--- Start of MATERIALS PROVIDED ---

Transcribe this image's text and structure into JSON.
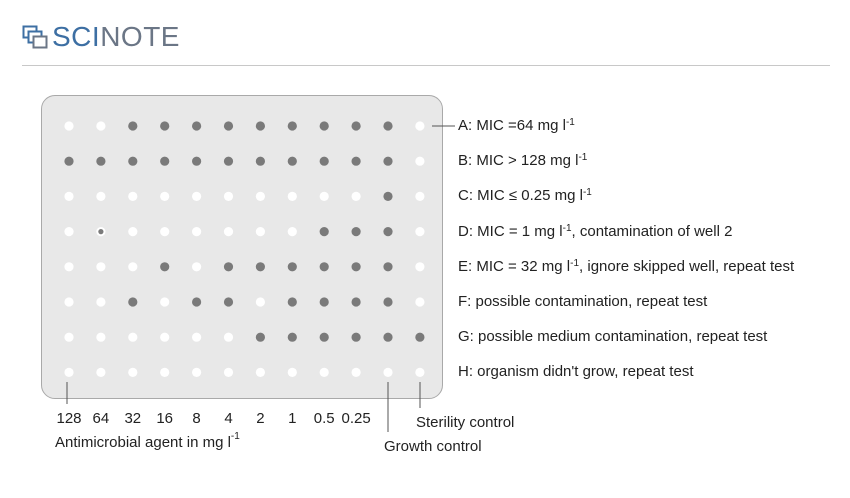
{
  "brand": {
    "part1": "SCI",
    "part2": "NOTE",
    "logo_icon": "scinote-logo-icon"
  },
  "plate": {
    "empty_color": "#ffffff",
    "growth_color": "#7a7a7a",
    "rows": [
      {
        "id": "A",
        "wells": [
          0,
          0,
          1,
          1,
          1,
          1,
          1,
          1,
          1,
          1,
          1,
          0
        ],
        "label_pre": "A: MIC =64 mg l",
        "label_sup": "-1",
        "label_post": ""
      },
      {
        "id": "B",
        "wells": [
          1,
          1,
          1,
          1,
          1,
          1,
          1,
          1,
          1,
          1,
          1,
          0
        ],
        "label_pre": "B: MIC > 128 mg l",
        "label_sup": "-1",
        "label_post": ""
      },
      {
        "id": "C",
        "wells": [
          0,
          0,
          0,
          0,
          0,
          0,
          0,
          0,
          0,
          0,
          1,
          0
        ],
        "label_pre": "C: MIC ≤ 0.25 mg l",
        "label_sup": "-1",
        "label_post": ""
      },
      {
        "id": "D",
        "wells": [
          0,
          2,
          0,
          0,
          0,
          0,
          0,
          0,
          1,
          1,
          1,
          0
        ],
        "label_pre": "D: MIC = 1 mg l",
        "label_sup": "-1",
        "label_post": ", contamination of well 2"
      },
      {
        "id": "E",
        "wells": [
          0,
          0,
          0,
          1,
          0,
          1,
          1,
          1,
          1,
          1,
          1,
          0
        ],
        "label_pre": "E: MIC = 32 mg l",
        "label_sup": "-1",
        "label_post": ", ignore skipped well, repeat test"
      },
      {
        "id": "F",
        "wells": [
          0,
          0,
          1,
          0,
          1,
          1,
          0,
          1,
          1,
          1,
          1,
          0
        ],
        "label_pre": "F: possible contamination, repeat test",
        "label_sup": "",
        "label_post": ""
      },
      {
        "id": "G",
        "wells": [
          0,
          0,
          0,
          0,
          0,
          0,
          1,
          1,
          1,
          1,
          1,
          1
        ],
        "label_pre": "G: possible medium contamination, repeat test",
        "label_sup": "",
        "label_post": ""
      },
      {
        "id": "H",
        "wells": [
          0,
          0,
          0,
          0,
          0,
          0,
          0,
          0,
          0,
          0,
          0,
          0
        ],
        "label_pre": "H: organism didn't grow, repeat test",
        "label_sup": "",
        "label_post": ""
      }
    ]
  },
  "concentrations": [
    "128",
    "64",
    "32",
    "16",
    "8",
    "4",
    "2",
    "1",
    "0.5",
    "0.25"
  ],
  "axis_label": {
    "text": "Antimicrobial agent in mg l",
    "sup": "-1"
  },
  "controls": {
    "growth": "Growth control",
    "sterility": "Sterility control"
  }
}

--- End of MATERIALS PROVIDED ---

Look through the records and count each line that holds "possible". Write only the total.

(ANSWER TO THIS PROBLEM)
2